What the exercise asks
Match the word "this". Return each line of the data below where it appears.

[Opening Extracted records section]

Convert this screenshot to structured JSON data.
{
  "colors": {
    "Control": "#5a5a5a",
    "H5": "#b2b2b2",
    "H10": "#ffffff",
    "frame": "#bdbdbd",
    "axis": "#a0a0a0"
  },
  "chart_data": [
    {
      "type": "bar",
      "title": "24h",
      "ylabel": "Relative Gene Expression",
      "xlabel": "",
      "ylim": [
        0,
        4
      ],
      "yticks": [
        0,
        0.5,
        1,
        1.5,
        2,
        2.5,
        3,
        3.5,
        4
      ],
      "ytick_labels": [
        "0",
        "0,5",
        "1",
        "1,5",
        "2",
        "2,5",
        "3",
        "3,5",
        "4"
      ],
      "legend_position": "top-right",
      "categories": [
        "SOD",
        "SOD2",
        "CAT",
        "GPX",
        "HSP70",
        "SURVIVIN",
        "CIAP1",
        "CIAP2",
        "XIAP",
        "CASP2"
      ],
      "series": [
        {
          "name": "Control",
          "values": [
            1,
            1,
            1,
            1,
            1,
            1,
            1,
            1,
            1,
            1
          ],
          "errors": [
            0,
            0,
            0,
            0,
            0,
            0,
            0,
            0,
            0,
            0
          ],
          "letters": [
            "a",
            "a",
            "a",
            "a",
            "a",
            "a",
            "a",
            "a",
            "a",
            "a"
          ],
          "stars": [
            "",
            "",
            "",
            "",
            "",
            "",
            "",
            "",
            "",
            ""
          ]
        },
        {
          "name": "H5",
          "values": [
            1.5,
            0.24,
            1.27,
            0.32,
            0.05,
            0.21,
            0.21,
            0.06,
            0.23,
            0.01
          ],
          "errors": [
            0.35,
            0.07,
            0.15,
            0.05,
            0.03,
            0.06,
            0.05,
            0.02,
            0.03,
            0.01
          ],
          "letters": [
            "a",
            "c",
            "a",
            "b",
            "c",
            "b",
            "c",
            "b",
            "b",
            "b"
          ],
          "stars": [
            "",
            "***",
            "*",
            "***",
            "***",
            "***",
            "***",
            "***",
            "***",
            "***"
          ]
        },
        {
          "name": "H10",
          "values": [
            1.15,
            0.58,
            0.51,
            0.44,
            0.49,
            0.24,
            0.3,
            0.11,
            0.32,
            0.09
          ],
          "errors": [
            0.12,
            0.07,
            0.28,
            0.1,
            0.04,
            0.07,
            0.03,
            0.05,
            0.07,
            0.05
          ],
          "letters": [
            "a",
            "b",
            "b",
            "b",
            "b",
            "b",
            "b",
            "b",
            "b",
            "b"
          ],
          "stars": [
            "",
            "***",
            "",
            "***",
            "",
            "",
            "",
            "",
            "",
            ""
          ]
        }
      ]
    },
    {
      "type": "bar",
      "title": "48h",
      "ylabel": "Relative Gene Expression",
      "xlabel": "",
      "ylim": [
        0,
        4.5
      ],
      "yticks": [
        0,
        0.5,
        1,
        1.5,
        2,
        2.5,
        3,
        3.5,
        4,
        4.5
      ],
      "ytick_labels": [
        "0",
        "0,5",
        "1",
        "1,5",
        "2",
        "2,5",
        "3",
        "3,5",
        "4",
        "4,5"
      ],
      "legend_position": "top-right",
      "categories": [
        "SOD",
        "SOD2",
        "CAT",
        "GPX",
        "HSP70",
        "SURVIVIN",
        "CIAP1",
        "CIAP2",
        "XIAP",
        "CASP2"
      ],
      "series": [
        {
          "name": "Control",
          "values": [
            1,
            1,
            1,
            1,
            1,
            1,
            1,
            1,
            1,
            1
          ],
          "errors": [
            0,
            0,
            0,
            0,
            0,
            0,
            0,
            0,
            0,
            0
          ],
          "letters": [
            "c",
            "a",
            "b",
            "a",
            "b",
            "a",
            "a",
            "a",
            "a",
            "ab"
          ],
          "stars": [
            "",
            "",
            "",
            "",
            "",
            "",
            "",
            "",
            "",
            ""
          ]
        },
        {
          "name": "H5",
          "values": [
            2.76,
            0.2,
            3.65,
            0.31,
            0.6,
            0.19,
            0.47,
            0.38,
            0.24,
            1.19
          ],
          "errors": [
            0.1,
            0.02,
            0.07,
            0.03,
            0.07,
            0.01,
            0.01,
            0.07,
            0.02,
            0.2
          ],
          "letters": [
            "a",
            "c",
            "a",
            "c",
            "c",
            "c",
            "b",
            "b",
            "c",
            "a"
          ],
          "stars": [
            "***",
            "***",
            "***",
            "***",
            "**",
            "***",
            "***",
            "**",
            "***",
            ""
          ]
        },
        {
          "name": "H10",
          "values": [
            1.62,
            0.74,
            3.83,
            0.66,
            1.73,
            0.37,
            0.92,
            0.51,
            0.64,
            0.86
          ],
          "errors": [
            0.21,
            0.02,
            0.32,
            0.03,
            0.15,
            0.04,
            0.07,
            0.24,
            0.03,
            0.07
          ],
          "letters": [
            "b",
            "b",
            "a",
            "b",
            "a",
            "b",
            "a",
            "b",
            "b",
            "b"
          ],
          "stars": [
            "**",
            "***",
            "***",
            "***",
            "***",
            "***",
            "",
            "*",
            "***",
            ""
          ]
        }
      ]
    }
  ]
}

[Closing Extracted records section]
[Opening Extracted records section]

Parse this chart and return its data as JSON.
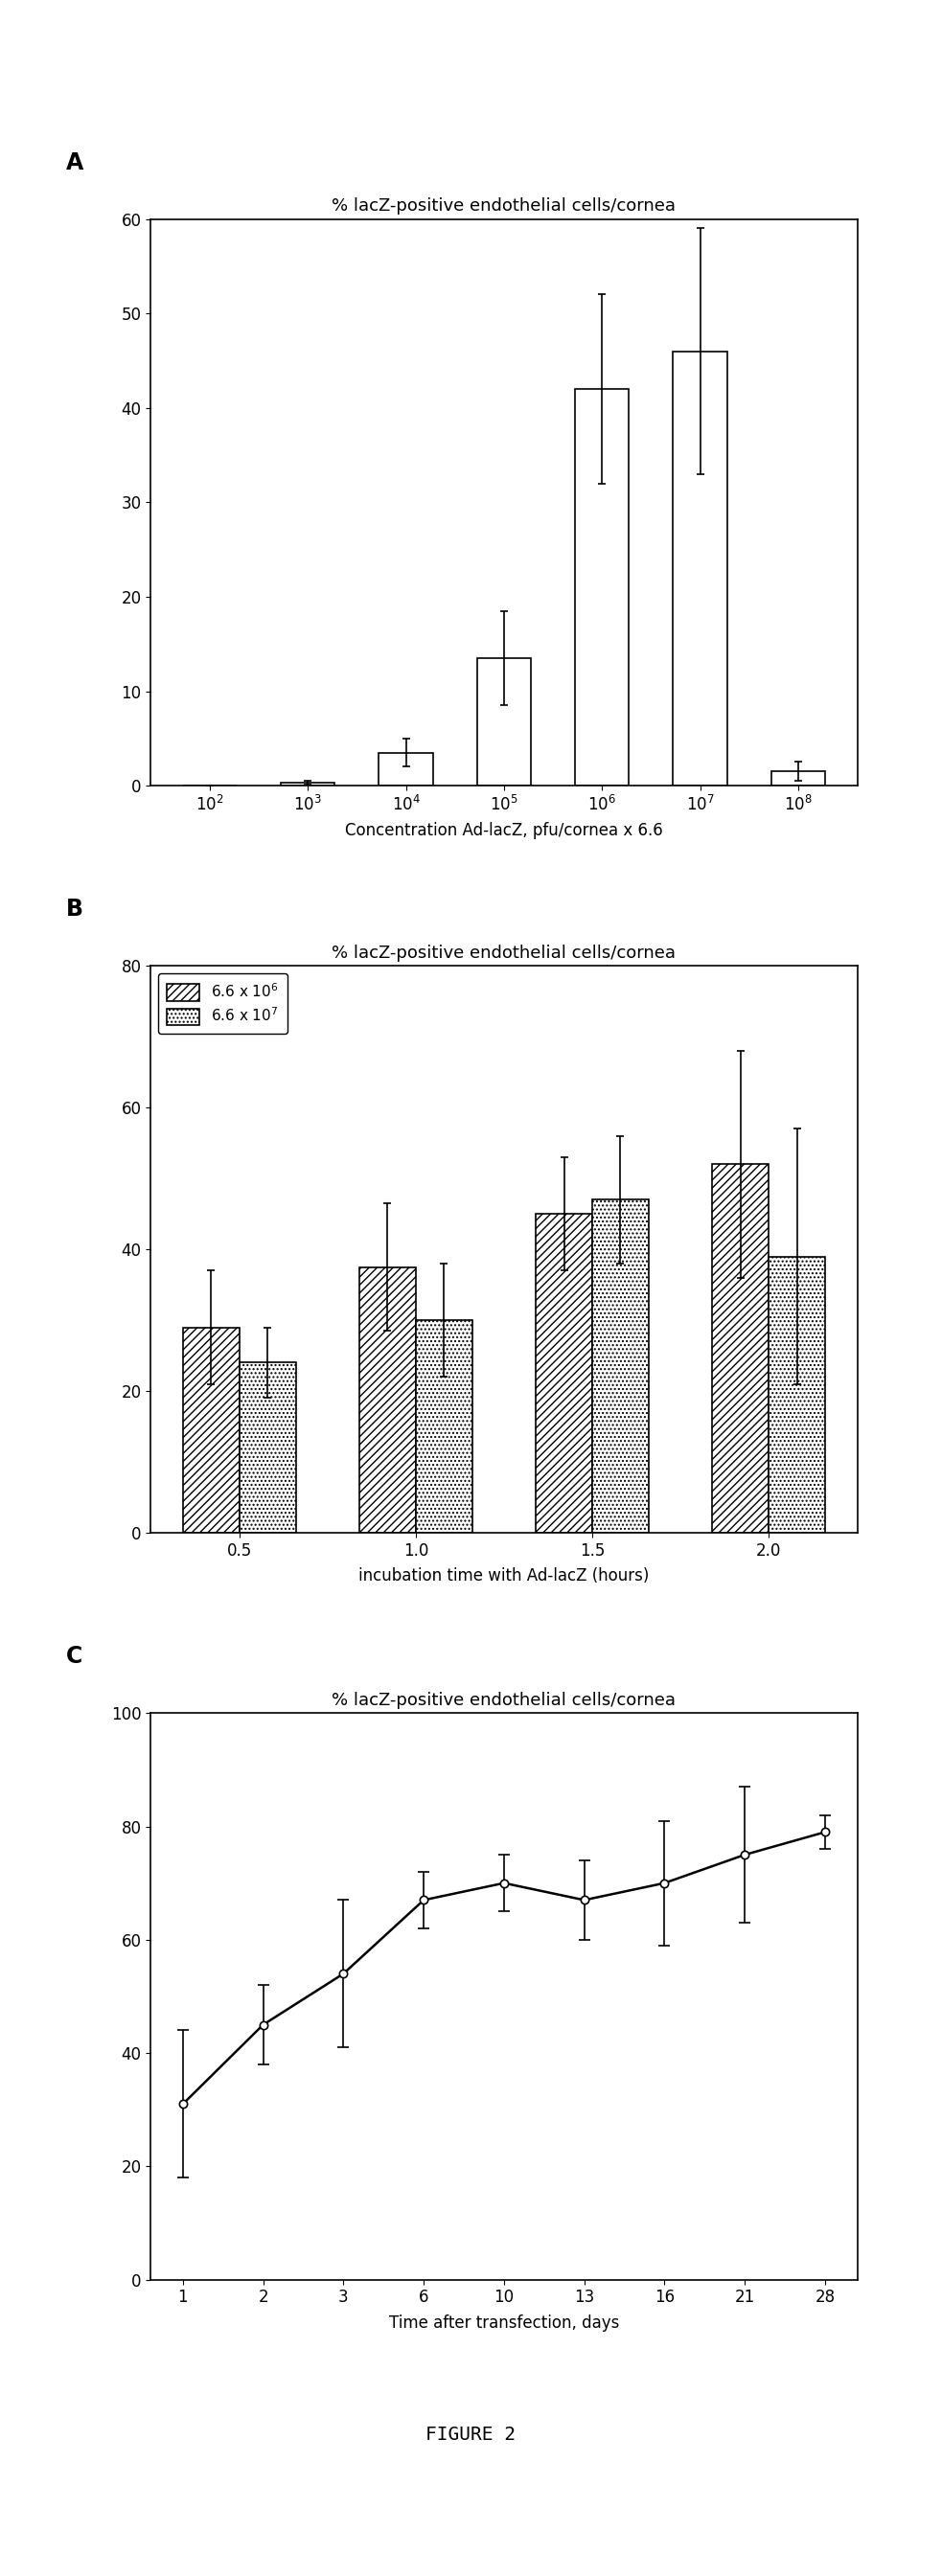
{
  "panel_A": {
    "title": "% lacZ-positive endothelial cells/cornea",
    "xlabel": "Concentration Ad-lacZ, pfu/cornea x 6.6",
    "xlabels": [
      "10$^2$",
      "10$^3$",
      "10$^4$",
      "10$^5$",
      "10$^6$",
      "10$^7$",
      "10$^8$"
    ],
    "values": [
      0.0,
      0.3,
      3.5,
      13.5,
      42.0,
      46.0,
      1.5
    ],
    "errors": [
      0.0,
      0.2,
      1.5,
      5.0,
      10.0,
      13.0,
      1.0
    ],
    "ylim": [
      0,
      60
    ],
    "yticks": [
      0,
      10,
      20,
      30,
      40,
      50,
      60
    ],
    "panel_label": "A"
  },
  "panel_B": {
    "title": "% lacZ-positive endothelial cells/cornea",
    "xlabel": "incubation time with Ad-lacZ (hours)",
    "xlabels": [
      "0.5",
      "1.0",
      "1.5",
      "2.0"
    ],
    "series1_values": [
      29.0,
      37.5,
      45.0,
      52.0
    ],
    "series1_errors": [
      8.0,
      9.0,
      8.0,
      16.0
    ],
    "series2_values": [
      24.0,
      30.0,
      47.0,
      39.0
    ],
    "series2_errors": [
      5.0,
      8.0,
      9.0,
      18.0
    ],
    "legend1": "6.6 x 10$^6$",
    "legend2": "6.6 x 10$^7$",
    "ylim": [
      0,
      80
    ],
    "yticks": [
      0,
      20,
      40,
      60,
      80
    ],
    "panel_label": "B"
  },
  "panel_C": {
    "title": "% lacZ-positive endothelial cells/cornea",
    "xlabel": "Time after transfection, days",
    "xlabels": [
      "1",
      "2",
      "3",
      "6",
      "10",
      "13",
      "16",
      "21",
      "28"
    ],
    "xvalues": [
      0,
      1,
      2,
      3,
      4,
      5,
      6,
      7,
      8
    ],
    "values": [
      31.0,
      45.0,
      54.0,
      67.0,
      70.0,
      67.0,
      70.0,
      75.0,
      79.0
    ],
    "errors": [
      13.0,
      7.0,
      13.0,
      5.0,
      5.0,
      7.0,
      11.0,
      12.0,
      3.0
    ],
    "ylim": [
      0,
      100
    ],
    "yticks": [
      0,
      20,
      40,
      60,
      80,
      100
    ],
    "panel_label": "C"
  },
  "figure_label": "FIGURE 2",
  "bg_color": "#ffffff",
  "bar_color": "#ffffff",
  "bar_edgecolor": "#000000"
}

[Closing Extracted records section]

Result
Convert this screenshot to structured JSON data.
Parse this chart and return its data as JSON.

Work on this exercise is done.